• _DIRECTIONS FOR THIS TASK_
Return each line of the material verbatim.
___ DATA EXTRACT ___
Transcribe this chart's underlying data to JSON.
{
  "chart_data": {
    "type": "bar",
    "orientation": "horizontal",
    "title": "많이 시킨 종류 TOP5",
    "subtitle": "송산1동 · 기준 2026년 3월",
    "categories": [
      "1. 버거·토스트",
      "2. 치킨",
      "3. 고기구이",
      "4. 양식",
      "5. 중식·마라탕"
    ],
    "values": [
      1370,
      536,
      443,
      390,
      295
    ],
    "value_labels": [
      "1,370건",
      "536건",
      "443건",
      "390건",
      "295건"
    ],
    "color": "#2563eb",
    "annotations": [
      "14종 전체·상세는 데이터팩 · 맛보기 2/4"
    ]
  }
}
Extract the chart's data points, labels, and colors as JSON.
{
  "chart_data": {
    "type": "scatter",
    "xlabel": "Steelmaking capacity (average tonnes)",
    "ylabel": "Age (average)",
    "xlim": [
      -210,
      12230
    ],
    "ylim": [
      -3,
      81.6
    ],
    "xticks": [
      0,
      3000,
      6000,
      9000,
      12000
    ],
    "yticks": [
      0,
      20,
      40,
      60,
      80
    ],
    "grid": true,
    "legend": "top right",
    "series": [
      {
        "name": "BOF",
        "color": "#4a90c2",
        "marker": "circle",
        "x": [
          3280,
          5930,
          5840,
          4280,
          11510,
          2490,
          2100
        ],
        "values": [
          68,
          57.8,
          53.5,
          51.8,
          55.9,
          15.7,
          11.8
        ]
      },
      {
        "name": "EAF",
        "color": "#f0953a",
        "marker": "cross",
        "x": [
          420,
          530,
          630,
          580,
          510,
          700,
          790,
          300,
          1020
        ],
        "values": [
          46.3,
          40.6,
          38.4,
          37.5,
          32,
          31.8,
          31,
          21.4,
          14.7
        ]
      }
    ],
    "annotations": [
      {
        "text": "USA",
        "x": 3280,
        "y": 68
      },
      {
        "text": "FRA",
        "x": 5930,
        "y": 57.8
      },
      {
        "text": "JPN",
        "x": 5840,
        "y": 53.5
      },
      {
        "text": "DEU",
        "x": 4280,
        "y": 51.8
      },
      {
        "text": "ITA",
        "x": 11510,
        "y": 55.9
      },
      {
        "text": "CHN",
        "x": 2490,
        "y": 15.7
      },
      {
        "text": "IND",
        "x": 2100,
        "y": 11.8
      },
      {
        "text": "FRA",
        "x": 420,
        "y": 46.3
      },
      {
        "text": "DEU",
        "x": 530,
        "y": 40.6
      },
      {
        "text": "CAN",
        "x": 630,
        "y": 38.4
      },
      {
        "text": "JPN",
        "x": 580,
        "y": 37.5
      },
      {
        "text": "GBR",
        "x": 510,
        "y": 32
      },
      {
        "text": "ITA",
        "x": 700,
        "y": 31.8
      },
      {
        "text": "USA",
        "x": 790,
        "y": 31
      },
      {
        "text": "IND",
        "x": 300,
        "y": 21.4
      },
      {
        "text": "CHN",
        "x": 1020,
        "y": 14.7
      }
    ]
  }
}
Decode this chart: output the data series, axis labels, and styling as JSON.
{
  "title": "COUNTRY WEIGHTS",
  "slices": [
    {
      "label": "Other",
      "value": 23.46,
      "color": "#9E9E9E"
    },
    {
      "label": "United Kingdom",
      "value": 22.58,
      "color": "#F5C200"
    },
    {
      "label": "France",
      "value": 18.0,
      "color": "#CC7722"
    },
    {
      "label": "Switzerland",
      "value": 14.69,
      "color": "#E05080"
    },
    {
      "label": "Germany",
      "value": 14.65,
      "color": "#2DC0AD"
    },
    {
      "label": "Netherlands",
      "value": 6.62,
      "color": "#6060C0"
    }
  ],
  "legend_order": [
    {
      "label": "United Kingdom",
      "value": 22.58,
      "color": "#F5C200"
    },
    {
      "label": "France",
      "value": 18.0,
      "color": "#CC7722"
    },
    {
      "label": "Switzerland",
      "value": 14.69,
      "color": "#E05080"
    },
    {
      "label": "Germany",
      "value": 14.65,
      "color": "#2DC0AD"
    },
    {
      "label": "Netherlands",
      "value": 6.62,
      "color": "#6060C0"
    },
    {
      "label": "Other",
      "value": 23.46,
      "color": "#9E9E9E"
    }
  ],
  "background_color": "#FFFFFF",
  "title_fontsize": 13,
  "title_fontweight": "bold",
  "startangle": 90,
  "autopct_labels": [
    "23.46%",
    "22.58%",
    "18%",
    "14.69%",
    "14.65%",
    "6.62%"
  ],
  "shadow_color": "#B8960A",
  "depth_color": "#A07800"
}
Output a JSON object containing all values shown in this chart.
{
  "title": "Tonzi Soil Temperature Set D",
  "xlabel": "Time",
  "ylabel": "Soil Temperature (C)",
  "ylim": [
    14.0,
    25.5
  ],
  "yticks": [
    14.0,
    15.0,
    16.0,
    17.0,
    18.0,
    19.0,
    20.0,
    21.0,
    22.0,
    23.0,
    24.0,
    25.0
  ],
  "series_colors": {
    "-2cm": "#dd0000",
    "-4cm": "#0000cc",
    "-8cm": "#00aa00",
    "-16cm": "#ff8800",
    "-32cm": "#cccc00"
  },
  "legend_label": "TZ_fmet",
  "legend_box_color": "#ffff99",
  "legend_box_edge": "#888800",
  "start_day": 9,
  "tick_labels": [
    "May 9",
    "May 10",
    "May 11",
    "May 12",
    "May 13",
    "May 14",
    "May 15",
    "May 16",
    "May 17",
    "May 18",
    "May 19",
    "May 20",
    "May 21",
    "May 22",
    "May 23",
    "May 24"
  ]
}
___
• _CORRECT RESULT_
Transcribe this chart's underlying data to JSON.
{
  "chart_data": {
    "type": "bar",
    "orientation": "horizontal",
    "title": "많이 시킨 종류 TOP5",
    "subtitle": "송산1동 · 기준 2026년 3월",
    "categories": [
      "1. 버거·토스트",
      "2. 치킨",
      "3. 고기구이",
      "4. 양식",
      "5. 중식·마라탕"
    ],
    "values": [
      1370,
      536,
      443,
      390,
      295
    ],
    "value_labels": [
      "1,370건",
      "536건",
      "443건",
      "390건",
      "295건"
    ],
    "color": "#2563eb",
    "annotations": [
      "14종 전체·상세는 데이터팩 · 맛보기 2/4"
    ]
  }
}
Extract the chart's data points, labels, and colors as JSON.
{
  "chart_data": {
    "type": "scatter",
    "xlabel": "Steelmaking capacity (average tonnes)",
    "ylabel": "Age (average)",
    "xlim": [
      -210,
      12230
    ],
    "ylim": [
      -3,
      81.6
    ],
    "xticks": [
      0,
      3000,
      6000,
      9000,
      12000
    ],
    "yticks": [
      0,
      20,
      40,
      60,
      80
    ],
    "grid": true,
    "legend": "top right",
    "series": [
      {
        "name": "BOF",
        "color": "#4a90c2",
        "marker": "circle",
        "x": [
          3280,
          5930,
          5840,
          4280,
          11510,
          2490,
          2100
        ],
        "values": [
          68,
          57.8,
          53.5,
          51.8,
          55.9,
          15.7,
          11.8
        ]
      },
      {
        "name": "EAF",
        "color": "#f0953a",
        "marker": "cross",
        "x": [
          420,
          530,
          630,
          580,
          510,
          700,
          790,
          300,
          1020
        ],
        "values": [
          46.3,
          40.6,
          38.4,
          37.5,
          32,
          31.8,
          31,
          21.4,
          14.7
        ]
      }
    ],
    "annotations": [
      {
        "text": "USA",
        "x": 3280,
        "y": 68
      },
      {
        "text": "FRA",
        "x": 5930,
        "y": 57.8
      },
      {
        "text": "JPN",
        "x": 5840,
        "y": 53.5
      },
      {
        "text": "DEU",
        "x": 4280,
        "y": 51.8
      },
      {
        "text": "ITA",
        "x": 11510,
        "y": 55.9
      },
      {
        "text": "CHN",
        "x": 2490,
        "y": 15.7
      },
      {
        "text": "IND",
        "x": 2100,
        "y": 11.8
      },
      {
        "text": "FRA",
        "x": 420,
        "y": 46.3
      },
      {
        "text": "DEU",
        "x": 530,
        "y": 40.6
      },
      {
        "text": "CAN",
        "x": 630,
        "y": 38.4
      },
      {
        "text": "JPN",
        "x": 580,
        "y": 37.5
      },
      {
        "text": "GBR",
        "x": 510,
        "y": 32
      },
      {
        "text": "ITA",
        "x": 700,
        "y": 31.8
      },
      {
        "text": "USA",
        "x": 790,
        "y": 31
      },
      {
        "text": "IND",
        "x": 300,
        "y": 21.4
      },
      {
        "text": "CHN",
        "x": 1020,
        "y": 14.7
      }
    ]
  }
}
Decode this chart: output the data series, axis labels, and styling as JSON.
{
  "title": "COUNTRY WEIGHTS",
  "slices": [
    {
      "label": "Other",
      "value": 23.46,
      "color": "#9E9E9E"
    },
    {
      "label": "United Kingdom",
      "value": 22.58,
      "color": "#F5C200"
    },
    {
      "label": "France",
      "value": 18.0,
      "color": "#CC7722"
    },
    {
      "label": "Switzerland",
      "value": 14.69,
      "color": "#E05080"
    },
    {
      "label": "Germany",
      "value": 14.65,
      "color": "#2DC0AD"
    },
    {
      "label": "Netherlands",
      "value": 6.62,
      "color": "#6060C0"
    }
  ],
  "legend_order": [
    {
      "label": "United Kingdom",
      "value": 22.58,
      "color": "#F5C200"
    },
    {
      "label": "France",
      "value": 18.0,
      "color": "#CC7722"
    },
    {
      "label": "Switzerland",
      "value": 14.69,
      "color": "#E05080"
    },
    {
      "label": "Germany",
      "value": 14.65,
      "color": "#2DC0AD"
    },
    {
      "label": "Netherlands",
      "value": 6.62,
      "color": "#6060C0"
    },
    {
      "label": "Other",
      "value": 23.46,
      "color": "#9E9E9E"
    }
  ],
  "background_color": "#FFFFFF",
  "title_fontsize": 13,
  "title_fontweight": "bold",
  "startangle": 90,
  "autopct_labels": [
    "23.46%",
    "22.58%",
    "18%",
    "14.69%",
    "14.65%",
    "6.62%"
  ],
  "shadow_color": "#B8960A",
  "depth_color": "#A07800"
}
Output a JSON object containing all values shown in this chart.
{
  "title": "Tonzi Soil Temperature Set D",
  "xlabel": "Time",
  "ylabel": "Soil Temperature (C)",
  "ylim": [
    14.0,
    25.5
  ],
  "yticks": [
    14.0,
    15.0,
    16.0,
    17.0,
    18.0,
    19.0,
    20.0,
    21.0,
    22.0,
    23.0,
    24.0,
    25.0
  ],
  "series_colors": {
    "-2cm": "#dd0000",
    "-4cm": "#0000cc",
    "-8cm": "#00aa00",
    "-16cm": "#ff8800",
    "-32cm": "#cccc00"
  },
  "legend_label": "TZ_fmet",
  "legend_box_color": "#ffff99",
  "legend_box_edge": "#888800",
  "start_day": 9,
  "tick_labels": [
    "May 9",
    "May 10",
    "May 11",
    "May 12",
    "May 13",
    "May 14",
    "May 15",
    "May 16",
    "May 17",
    "May 18",
    "May 19",
    "May 20",
    "May 21",
    "May 22",
    "May 23",
    "May 24"
  ]
}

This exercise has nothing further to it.